▶ [GIVEN INSTRUCTION]: Using the listing below, report all lines holding the word "frac".

▶ [GIVEN DATA]:
** begin **

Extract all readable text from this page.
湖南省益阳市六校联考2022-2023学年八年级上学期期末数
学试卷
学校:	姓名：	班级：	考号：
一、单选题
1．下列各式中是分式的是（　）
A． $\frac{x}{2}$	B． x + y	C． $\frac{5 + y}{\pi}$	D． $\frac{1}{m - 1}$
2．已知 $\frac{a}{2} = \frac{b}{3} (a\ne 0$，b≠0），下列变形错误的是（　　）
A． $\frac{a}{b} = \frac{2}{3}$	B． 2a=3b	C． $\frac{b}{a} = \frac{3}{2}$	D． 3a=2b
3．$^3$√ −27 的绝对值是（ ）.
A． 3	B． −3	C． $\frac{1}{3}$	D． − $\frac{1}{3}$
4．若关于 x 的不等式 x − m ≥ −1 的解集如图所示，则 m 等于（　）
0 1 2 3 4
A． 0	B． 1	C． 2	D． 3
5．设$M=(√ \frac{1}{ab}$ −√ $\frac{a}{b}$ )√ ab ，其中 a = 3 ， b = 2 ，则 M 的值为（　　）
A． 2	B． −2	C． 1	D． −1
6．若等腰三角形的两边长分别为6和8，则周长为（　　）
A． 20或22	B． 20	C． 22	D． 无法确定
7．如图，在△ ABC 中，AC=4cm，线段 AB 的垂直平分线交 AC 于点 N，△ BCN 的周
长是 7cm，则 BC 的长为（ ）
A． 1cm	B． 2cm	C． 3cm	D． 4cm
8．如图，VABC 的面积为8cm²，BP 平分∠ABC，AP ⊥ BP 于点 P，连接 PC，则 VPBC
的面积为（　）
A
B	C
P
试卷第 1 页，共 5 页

** end **

▶ [TASK RESULT]:
A． $\frac{x}{2}$	B． x + y	C． $\frac{5 + y}{\pi}$	D． $\frac{1}{m - 1}$
2．已知 $\frac{a}{2} = \frac{b}{3} (a\ne 0$，b≠0），下列变形错误的是（　　）
A． $\frac{a}{b} = \frac{2}{3}$	B． 2a=3b	C． $\frac{b}{a} = \frac{3}{2}$	D． 3a=2b
A． 3	B． −3	C． $\frac{1}{3}$	D． − $\frac{1}{3}$
5．设$M=(√ \frac{1}{ab}$ −√ $\frac{a}{b}$ )√ ab ，其中 a = 3 ， b = 2 ，则 M 的值为（　　）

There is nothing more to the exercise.